--- start Data rows ---
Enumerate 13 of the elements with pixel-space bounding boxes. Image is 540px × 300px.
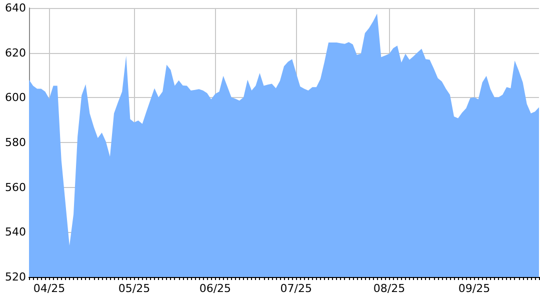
y-tick-label: 620 [5,46,26,60]
x-tick-label: 06/25 [199,282,232,295]
y-tick-label: 520 [5,270,26,284]
y-tick-label: 600 [5,91,26,104]
x-tick-label: 05/25 [118,282,150,295]
y-tick-label: 580 [5,136,26,149]
x-tick-label: 08/25 [373,282,406,295]
x-tick-label: 07/25 [280,282,312,295]
x-tick-label: 09/25 [458,282,490,295]
y-tick-label: 640 [5,2,26,14]
y-tick-label: 560 [5,180,26,194]
x-tick-label: 04/25 [33,282,66,295]
y-tick-label: 540 [5,226,26,239]
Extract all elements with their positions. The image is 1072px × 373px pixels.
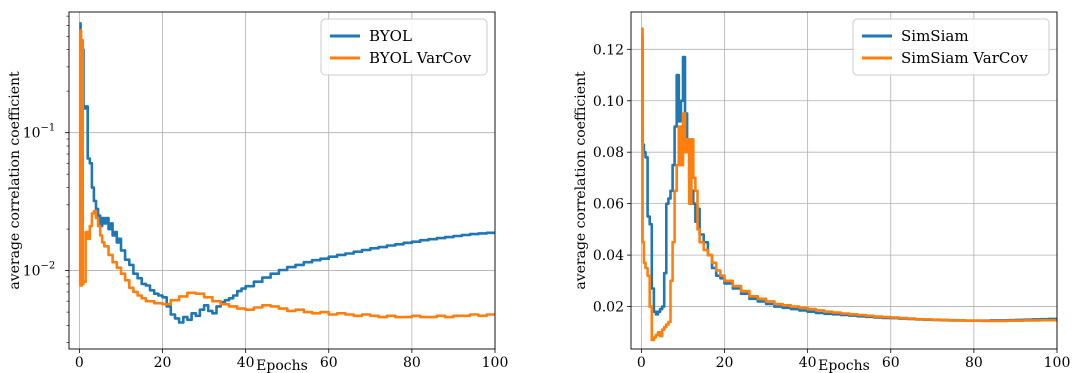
--- end Data rows ---
## What you are asked to do
Copy out every row above word for word, leaving out the pictures.

## Solution to the problem
Enumerate 13 of the elements with pixel-space bounding boxes. Image is 540px × 300px.
y-tick-label: 620 [5,46,26,60]
x-tick-label: 06/25 [199,282,232,295]
y-tick-label: 520 [5,270,26,284]
y-tick-label: 600 [5,91,26,104]
x-tick-label: 05/25 [118,282,150,295]
y-tick-label: 580 [5,136,26,149]
x-tick-label: 08/25 [373,282,406,295]
x-tick-label: 07/25 [280,282,312,295]
x-tick-label: 09/25 [458,282,490,295]
y-tick-label: 640 [5,2,26,14]
y-tick-label: 560 [5,180,26,194]
x-tick-label: 04/25 [33,282,66,295]
y-tick-label: 540 [5,226,26,239]
Extract all elements with their positions. The image is 1072px × 373px pixels.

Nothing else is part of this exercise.